TASK TO COMPLETE:
List each line of the data in which the string "your" appears.

Stored data
= = =
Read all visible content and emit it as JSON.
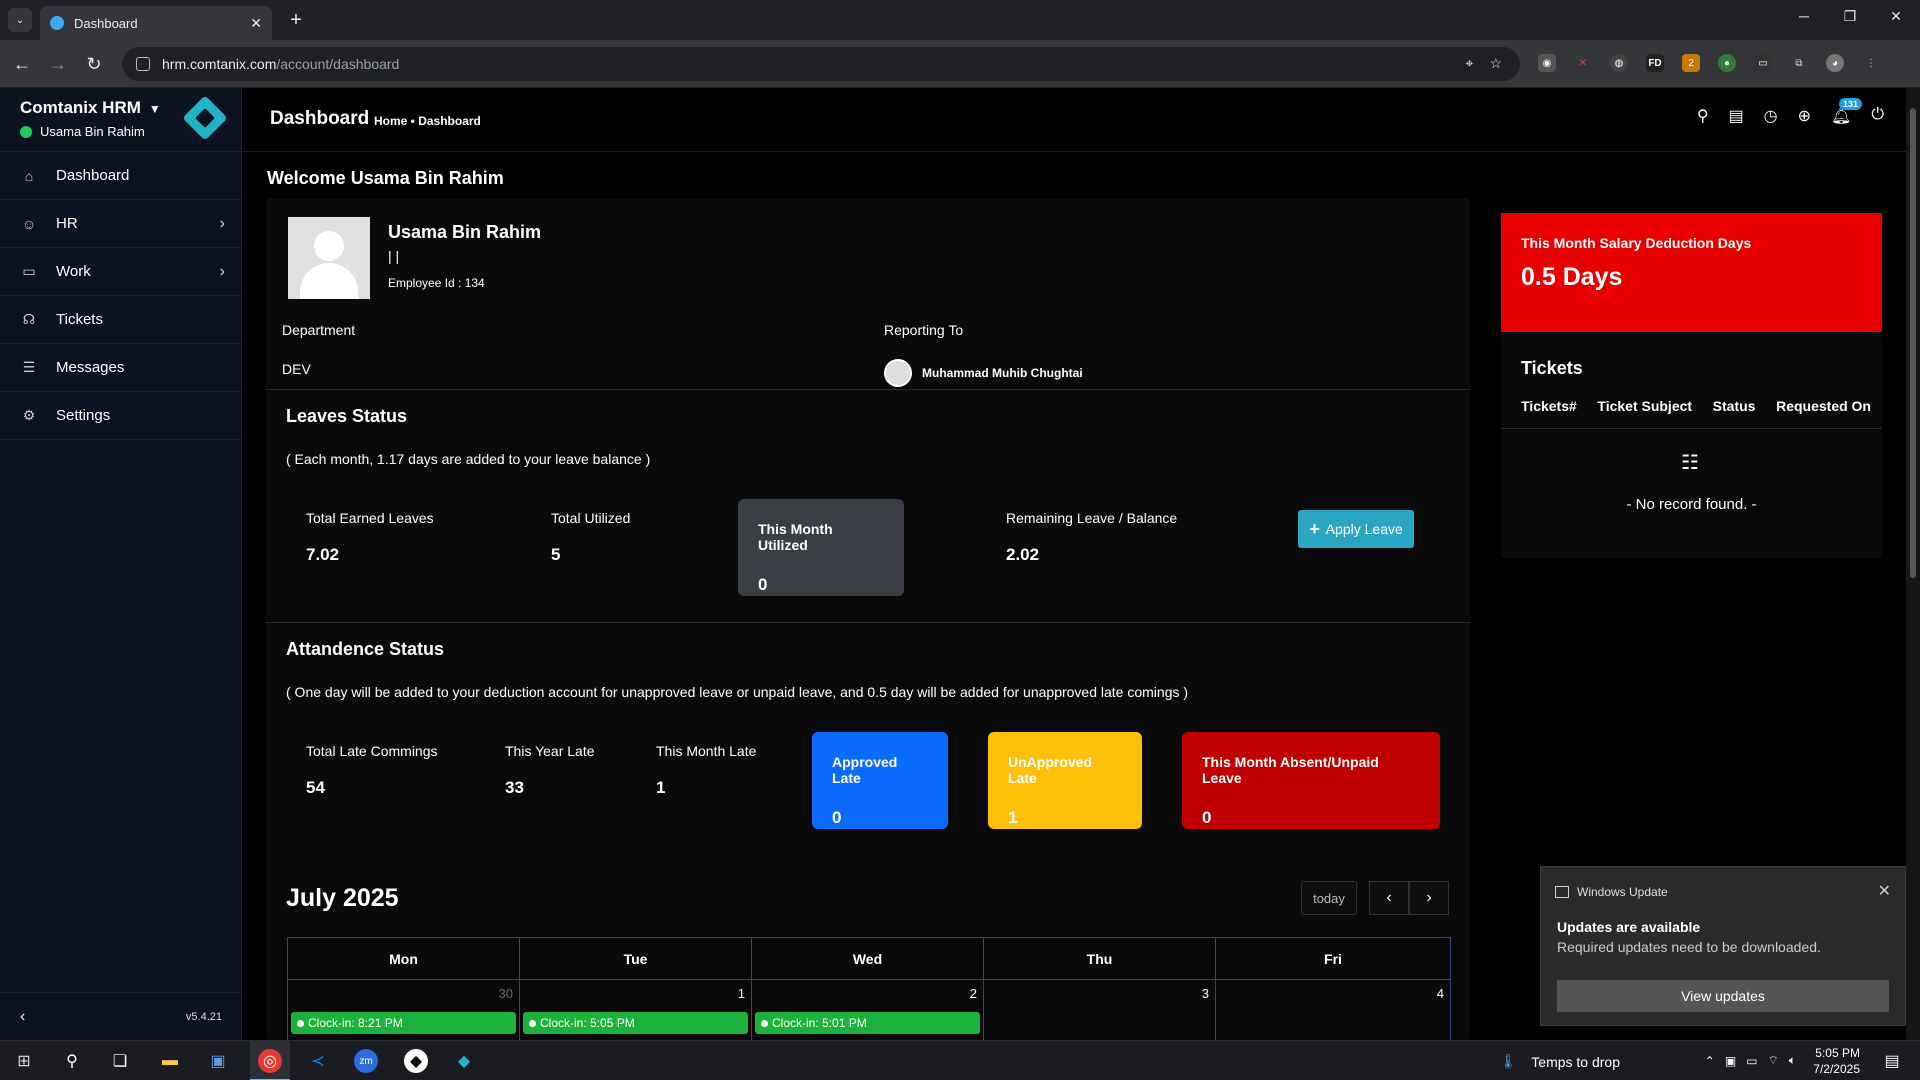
{
  "browser": {
    "tab_title": "Dashboard",
    "url_host": "hrm.comtanix.com",
    "url_path": "/account/dashboard"
  },
  "sidebar": {
    "brand": "Comtanix HRM",
    "user": "Usama Bin Rahim",
    "items": [
      {
        "label": "Dashboard",
        "icon": "home-icon"
      },
      {
        "label": "HR",
        "icon": "users-icon"
      },
      {
        "label": "Work",
        "icon": "briefcase-icon"
      },
      {
        "label": "Tickets",
        "icon": "headset-icon"
      },
      {
        "label": "Messages",
        "icon": "message-icon"
      },
      {
        "label": "Settings",
        "icon": "gear-icon"
      }
    ],
    "version": "v5.4.21"
  },
  "topbar": {
    "title": "Dashboard",
    "breadcrumb": "Home • Dashboard",
    "notification_count": "131"
  },
  "welcome": "Welcome Usama Bin Rahim",
  "profile": {
    "name": "Usama Bin Rahim",
    "separator": "| |",
    "employee_id": "Employee Id : 134",
    "department_label": "Department",
    "department": "DEV",
    "reporting_label": "Reporting To",
    "reporting_to": "Muhammad Muhib Chughtai"
  },
  "leaves": {
    "title": "Leaves Status",
    "note": "( Each month, 1.17 days are added to your leave balance )",
    "earned_label": "Total Earned Leaves",
    "earned": "7.02",
    "utilized_label": "Total Utilized",
    "utilized": "5",
    "month_label": "This Month Utilized",
    "month": "0",
    "remaining_label": "Remaining Leave / Balance",
    "remaining": "2.02",
    "apply_button": "Apply Leave"
  },
  "attendance": {
    "title": "Attandence Status",
    "note": "( One day will be added to your deduction account for unapproved leave or unpaid leave, and 0.5 day will be added for unapproved late comings )",
    "late_label": "Total Late Commings",
    "late": "54",
    "year_label": "This Year Late",
    "year": "33",
    "month_label": "This Month Late",
    "month": "1",
    "approved_label": "Approved Late",
    "approved": "0",
    "unapproved_label": "UnApproved Late",
    "unapproved": "1",
    "absent_label": "This Month Absent/Unpaid Leave",
    "absent": "0"
  },
  "calendar": {
    "title": "July 2025",
    "today": "today",
    "days": [
      "Mon",
      "Tue",
      "Wed",
      "Thu",
      "Fri"
    ],
    "dates": [
      "30",
      "1",
      "2",
      "3",
      "4"
    ],
    "events": [
      "Clock-in: 8:21 PM",
      "Clock-in: 5:05 PM",
      "Clock-in: 5:01 PM"
    ]
  },
  "salary": {
    "label": "This Month Salary Deduction Days",
    "value": "0.5 Days"
  },
  "tickets": {
    "title": "Tickets",
    "columns": [
      "Tickets#",
      "Ticket Subject",
      "Status",
      "Requested On"
    ],
    "empty": "- No record found. -"
  },
  "toast": {
    "app": "Windows Update",
    "title": "Updates are available",
    "body": "Required updates need to be downloaded.",
    "button": "View updates"
  },
  "taskbar": {
    "weather": "Temps to drop",
    "time": "5:05 PM",
    "date": "7/2/2025"
  }
}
= = =
COMPLETE ANSWER:
    "note": "( Each month, 1.17 days are added to your leave balance )",
    "note": "( One day will be added to your deduction account for unapproved leave or unpaid leave, and 0.5 day will be added for unapproved late comings )",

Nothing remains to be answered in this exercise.